#### Exercise directions
Omit all pictures and give the records below again exactly as written.

#### Data excerpts
· · · · · · ·

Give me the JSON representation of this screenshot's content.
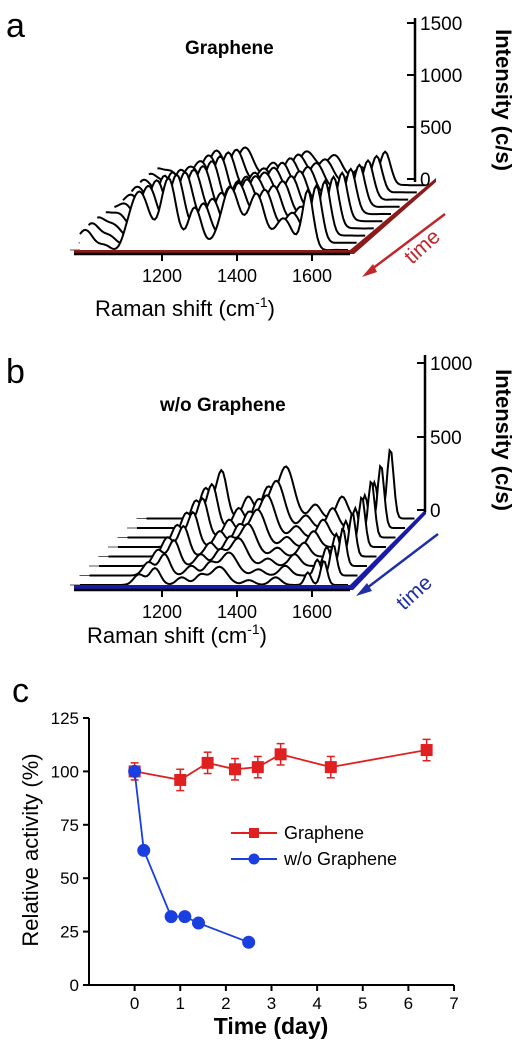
{
  "panels": [
    {
      "letter": "a",
      "title": "Graphene",
      "type": "stacked-spectra",
      "xlabel": "Raman shift (cm",
      "xlabel_sup": "-1",
      "xlabel_close": ")",
      "ylabel": "Intensity (c/s)",
      "xticks": [
        "1200",
        "1400",
        "1600"
      ],
      "zticks": [
        "0",
        "500",
        "1000",
        "1500"
      ],
      "arrow_label": "time",
      "arrow_color": "#c0272d",
      "floor_color": "#8b1a1a"
    },
    {
      "letter": "b",
      "title": "w/o Graphene",
      "type": "stacked-spectra",
      "xlabel": "Raman shift (cm",
      "xlabel_sup": "-1",
      "xlabel_close": ")",
      "ylabel": "Intensity (c/s)",
      "xticks": [
        "1200",
        "1400",
        "1600"
      ],
      "zticks": [
        "0",
        "500",
        "1000"
      ],
      "arrow_label": "time",
      "arrow_color": "#1f2fa8",
      "floor_color": "#1a1aa8"
    }
  ],
  "chart_data": {
    "type": "line",
    "panel_letter": "c",
    "xlabel": "Time (day)",
    "ylabel": "Relative activity (%)",
    "xlim": [
      -1,
      7
    ],
    "ylim": [
      0,
      125
    ],
    "xticks": [
      "0",
      "1",
      "2",
      "3",
      "4",
      "5",
      "6",
      "7"
    ],
    "yticks": [
      "0",
      "25",
      "50",
      "75",
      "100",
      "125"
    ],
    "legend_position": "center-right",
    "series": [
      {
        "name": "Graphene",
        "marker": "square",
        "color": "#e02020",
        "points": [
          {
            "x": 0,
            "y": 100,
            "err": 4
          },
          {
            "x": 1,
            "y": 96,
            "err": 5
          },
          {
            "x": 1.6,
            "y": 104,
            "err": 5
          },
          {
            "x": 2.2,
            "y": 101,
            "err": 5
          },
          {
            "x": 2.7,
            "y": 102,
            "err": 5
          },
          {
            "x": 3.2,
            "y": 108,
            "err": 5
          },
          {
            "x": 4.3,
            "y": 102,
            "err": 5
          },
          {
            "x": 6.4,
            "y": 110,
            "err": 5
          }
        ]
      },
      {
        "name": "w/o Graphene",
        "marker": "circle",
        "color": "#1a3fe0",
        "points": [
          {
            "x": 0,
            "y": 100
          },
          {
            "x": 0.2,
            "y": 63
          },
          {
            "x": 0.8,
            "y": 32
          },
          {
            "x": 1.1,
            "y": 32
          },
          {
            "x": 1.4,
            "y": 29
          },
          {
            "x": 2.5,
            "y": 20
          }
        ]
      }
    ]
  }
}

· · · · · · ·

#### Answer below
Give me the JSON representation of this screenshot's content.
{
  "panels": [
    {
      "letter": "a",
      "title": "Graphene",
      "type": "stacked-spectra",
      "xlabel": "Raman shift (cm",
      "xlabel_sup": "-1",
      "xlabel_close": ")",
      "ylabel": "Intensity (c/s)",
      "xticks": [
        "1200",
        "1400",
        "1600"
      ],
      "zticks": [
        "0",
        "500",
        "1000",
        "1500"
      ],
      "arrow_label": "time",
      "arrow_color": "#c0272d",
      "floor_color": "#8b1a1a"
    },
    {
      "letter": "b",
      "title": "w/o Graphene",
      "type": "stacked-spectra",
      "xlabel": "Raman shift (cm",
      "xlabel_sup": "-1",
      "xlabel_close": ")",
      "ylabel": "Intensity (c/s)",
      "xticks": [
        "1200",
        "1400",
        "1600"
      ],
      "zticks": [
        "0",
        "500",
        "1000"
      ],
      "arrow_label": "time",
      "arrow_color": "#1f2fa8",
      "floor_color": "#1a1aa8"
    }
  ],
  "chart_data": {
    "type": "line",
    "panel_letter": "c",
    "xlabel": "Time (day)",
    "ylabel": "Relative activity (%)",
    "xlim": [
      -1,
      7
    ],
    "ylim": [
      0,
      125
    ],
    "xticks": [
      "0",
      "1",
      "2",
      "3",
      "4",
      "5",
      "6",
      "7"
    ],
    "yticks": [
      "0",
      "25",
      "50",
      "75",
      "100",
      "125"
    ],
    "legend_position": "center-right",
    "series": [
      {
        "name": "Graphene",
        "marker": "square",
        "color": "#e02020",
        "points": [
          {
            "x": 0,
            "y": 100,
            "err": 4
          },
          {
            "x": 1,
            "y": 96,
            "err": 5
          },
          {
            "x": 1.6,
            "y": 104,
            "err": 5
          },
          {
            "x": 2.2,
            "y": 101,
            "err": 5
          },
          {
            "x": 2.7,
            "y": 102,
            "err": 5
          },
          {
            "x": 3.2,
            "y": 108,
            "err": 5
          },
          {
            "x": 4.3,
            "y": 102,
            "err": 5
          },
          {
            "x": 6.4,
            "y": 110,
            "err": 5
          }
        ]
      },
      {
        "name": "w/o Graphene",
        "marker": "circle",
        "color": "#1a3fe0",
        "points": [
          {
            "x": 0,
            "y": 100
          },
          {
            "x": 0.2,
            "y": 63
          },
          {
            "x": 0.8,
            "y": 32
          },
          {
            "x": 1.1,
            "y": 32
          },
          {
            "x": 1.4,
            "y": 29
          },
          {
            "x": 2.5,
            "y": 20
          }
        ]
      }
    ]
  }
}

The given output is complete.